━━━ GIVEN INFORMATION ━━━
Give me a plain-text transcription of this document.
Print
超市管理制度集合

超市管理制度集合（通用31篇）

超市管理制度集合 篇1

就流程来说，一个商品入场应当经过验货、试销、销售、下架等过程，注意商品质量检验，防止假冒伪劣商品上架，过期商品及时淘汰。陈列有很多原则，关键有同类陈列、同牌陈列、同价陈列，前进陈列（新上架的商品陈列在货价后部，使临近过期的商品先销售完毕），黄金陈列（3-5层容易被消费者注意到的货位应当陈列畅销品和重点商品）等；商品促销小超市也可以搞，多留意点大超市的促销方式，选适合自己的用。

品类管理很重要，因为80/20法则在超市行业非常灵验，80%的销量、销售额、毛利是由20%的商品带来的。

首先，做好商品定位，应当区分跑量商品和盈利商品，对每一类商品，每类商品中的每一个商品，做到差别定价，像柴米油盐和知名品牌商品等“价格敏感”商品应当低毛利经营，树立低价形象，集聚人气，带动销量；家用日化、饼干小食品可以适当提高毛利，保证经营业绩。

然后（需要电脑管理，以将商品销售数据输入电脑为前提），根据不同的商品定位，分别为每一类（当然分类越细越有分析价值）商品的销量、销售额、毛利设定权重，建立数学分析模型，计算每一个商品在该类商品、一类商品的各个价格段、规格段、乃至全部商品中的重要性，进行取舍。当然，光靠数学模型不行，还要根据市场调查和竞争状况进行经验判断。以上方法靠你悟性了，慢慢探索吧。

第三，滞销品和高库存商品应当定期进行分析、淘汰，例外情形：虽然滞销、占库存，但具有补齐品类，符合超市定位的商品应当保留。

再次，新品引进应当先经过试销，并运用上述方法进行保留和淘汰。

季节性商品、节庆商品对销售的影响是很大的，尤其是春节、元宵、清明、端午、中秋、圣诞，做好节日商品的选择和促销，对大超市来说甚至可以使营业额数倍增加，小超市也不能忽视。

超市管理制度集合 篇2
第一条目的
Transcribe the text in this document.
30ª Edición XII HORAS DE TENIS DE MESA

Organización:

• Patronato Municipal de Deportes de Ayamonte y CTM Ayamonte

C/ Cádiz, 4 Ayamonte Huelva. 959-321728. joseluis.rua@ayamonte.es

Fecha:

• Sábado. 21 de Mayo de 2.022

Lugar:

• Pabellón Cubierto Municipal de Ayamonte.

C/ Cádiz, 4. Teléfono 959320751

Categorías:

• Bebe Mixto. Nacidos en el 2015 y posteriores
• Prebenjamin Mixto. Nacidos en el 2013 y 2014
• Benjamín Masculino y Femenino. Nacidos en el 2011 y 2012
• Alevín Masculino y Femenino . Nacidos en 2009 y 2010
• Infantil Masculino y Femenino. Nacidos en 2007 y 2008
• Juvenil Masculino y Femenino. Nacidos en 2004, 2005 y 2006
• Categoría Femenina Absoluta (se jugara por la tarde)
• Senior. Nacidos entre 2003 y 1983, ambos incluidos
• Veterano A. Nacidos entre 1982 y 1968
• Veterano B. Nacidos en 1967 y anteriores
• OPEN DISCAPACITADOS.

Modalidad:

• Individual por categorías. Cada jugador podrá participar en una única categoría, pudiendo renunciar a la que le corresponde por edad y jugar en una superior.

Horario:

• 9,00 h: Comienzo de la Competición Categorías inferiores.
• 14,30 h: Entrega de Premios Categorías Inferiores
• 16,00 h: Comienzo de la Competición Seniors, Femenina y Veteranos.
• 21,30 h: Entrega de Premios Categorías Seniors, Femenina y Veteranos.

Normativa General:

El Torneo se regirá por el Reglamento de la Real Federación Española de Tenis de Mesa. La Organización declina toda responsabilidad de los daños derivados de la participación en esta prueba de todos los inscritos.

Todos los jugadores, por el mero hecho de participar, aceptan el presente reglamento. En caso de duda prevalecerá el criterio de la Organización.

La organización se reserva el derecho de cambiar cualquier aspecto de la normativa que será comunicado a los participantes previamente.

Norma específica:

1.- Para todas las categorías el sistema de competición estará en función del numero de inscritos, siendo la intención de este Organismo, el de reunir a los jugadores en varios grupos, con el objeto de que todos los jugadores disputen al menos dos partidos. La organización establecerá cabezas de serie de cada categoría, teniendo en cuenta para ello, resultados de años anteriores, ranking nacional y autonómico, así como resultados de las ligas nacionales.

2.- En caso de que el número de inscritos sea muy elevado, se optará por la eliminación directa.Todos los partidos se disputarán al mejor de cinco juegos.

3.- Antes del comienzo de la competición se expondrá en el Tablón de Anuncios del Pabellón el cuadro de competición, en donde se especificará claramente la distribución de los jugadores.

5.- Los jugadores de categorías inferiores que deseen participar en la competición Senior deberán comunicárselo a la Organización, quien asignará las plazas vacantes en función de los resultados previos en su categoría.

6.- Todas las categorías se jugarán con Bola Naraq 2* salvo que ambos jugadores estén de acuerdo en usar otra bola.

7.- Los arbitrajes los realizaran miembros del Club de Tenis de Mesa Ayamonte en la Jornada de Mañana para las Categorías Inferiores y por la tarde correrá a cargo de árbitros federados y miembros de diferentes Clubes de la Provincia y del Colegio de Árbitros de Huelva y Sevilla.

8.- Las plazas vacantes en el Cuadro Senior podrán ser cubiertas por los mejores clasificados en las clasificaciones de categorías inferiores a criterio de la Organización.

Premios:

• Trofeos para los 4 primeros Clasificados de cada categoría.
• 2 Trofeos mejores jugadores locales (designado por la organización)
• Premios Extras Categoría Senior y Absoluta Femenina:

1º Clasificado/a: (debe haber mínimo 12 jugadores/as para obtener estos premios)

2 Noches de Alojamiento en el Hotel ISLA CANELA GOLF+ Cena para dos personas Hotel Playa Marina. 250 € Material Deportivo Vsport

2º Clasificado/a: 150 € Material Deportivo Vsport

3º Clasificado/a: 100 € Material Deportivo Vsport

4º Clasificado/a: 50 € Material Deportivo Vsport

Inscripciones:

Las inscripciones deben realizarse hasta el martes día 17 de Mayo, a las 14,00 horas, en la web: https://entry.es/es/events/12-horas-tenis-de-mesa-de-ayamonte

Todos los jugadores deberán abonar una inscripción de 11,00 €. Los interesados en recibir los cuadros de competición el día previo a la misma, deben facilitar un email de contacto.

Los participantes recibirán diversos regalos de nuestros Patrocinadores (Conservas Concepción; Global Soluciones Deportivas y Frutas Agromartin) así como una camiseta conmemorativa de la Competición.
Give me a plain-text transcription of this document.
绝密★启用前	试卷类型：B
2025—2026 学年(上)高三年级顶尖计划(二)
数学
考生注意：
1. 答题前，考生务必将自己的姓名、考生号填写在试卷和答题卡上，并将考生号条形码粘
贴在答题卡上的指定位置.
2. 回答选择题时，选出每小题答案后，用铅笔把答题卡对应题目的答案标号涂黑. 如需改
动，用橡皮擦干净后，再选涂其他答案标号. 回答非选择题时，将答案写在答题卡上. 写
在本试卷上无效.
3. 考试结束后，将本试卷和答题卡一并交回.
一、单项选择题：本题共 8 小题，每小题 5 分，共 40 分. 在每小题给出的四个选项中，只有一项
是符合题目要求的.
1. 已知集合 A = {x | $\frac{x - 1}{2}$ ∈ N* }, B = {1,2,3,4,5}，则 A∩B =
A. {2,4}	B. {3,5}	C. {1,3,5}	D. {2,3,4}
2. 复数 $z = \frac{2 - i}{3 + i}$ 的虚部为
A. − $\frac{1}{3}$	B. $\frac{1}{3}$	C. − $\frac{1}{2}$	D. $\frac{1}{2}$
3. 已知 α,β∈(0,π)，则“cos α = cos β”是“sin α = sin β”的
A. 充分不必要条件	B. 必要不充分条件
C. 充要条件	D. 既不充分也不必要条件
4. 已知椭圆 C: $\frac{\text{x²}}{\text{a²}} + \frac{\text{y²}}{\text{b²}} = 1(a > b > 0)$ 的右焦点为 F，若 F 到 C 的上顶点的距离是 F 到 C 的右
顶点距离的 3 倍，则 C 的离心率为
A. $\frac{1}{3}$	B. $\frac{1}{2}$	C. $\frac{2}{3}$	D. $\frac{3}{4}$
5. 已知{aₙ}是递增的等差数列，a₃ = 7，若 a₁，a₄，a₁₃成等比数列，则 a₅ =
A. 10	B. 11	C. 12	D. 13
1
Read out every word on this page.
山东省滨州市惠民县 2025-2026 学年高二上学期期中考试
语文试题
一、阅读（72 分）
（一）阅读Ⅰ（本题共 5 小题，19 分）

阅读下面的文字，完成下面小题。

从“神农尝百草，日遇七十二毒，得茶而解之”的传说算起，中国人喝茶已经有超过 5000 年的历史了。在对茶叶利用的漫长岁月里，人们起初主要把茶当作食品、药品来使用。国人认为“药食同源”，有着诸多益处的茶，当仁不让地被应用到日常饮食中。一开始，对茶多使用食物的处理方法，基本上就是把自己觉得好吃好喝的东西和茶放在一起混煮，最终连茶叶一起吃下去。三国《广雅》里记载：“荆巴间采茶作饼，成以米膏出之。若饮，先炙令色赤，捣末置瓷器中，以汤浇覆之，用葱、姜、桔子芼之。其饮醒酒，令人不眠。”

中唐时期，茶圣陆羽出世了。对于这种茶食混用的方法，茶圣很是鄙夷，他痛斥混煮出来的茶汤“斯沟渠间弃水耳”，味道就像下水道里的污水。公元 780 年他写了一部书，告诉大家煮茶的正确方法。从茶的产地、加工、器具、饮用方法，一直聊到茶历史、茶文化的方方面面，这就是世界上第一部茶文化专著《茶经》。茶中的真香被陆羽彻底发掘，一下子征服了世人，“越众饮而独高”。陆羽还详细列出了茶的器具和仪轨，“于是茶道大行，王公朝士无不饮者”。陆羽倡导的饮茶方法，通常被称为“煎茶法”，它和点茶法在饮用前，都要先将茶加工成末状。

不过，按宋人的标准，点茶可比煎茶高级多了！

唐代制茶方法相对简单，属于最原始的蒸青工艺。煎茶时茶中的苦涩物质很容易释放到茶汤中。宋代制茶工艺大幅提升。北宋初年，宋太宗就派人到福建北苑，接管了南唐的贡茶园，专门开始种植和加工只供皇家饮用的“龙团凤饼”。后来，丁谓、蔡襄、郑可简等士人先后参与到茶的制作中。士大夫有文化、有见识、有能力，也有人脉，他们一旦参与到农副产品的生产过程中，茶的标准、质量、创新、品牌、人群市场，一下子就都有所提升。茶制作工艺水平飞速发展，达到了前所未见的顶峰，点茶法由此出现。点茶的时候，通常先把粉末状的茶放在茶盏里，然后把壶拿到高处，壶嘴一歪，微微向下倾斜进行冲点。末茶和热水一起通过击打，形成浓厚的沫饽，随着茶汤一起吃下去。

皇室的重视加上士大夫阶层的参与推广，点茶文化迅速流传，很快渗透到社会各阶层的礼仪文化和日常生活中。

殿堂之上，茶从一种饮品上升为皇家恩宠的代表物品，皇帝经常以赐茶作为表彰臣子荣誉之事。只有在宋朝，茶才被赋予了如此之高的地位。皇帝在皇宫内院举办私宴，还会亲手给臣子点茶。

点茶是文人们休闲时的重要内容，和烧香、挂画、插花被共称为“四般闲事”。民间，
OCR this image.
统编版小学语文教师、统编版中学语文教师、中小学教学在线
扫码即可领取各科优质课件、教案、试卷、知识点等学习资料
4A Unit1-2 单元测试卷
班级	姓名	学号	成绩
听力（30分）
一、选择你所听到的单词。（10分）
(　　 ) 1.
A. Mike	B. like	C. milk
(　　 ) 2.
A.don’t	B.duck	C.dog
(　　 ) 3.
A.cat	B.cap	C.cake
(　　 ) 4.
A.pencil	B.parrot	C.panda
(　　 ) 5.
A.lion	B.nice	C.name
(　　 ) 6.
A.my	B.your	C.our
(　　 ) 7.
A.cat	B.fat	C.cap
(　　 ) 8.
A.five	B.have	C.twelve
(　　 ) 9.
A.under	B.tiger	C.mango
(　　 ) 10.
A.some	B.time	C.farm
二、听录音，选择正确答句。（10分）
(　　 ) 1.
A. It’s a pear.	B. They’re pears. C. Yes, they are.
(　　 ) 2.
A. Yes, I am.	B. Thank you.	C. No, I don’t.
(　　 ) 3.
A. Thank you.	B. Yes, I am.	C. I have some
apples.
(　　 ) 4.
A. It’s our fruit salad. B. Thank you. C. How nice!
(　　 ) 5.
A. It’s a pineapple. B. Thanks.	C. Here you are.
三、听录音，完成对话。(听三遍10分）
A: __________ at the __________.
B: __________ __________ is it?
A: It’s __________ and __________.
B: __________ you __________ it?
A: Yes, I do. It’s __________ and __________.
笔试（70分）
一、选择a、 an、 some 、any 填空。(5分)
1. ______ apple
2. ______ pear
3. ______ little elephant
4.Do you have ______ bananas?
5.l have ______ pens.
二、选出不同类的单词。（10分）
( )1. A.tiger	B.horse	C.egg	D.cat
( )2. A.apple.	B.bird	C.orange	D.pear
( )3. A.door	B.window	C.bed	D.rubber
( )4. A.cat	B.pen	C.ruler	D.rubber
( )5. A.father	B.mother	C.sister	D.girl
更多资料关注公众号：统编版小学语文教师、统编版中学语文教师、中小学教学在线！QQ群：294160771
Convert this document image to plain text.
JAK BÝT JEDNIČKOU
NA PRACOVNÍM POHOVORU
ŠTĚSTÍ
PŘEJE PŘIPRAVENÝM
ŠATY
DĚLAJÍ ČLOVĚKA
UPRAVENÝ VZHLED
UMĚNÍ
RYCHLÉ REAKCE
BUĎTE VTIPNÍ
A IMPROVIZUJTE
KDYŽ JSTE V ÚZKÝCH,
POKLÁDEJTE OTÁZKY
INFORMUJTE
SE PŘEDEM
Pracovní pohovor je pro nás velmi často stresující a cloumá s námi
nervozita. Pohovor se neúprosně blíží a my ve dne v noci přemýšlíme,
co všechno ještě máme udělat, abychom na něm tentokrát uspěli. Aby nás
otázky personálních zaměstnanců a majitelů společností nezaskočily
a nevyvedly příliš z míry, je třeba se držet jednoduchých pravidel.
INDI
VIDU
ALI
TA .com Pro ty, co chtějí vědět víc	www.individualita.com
━━━
:: GOAL ::
Pull out all lines containing the word "criterio" from the entries above.

:: FINAL RESULT ::
Todos los jugadores, por el mero hecho de participar, aceptan el presente reglamento. En caso de duda prevalecerá el criterio de la Organización.
8.- Las plazas vacantes en el Cuadro Senior podrán ser cubiertas por los mejores clasificados en las clasificaciones de categorías inferiores a criterio de la Organización.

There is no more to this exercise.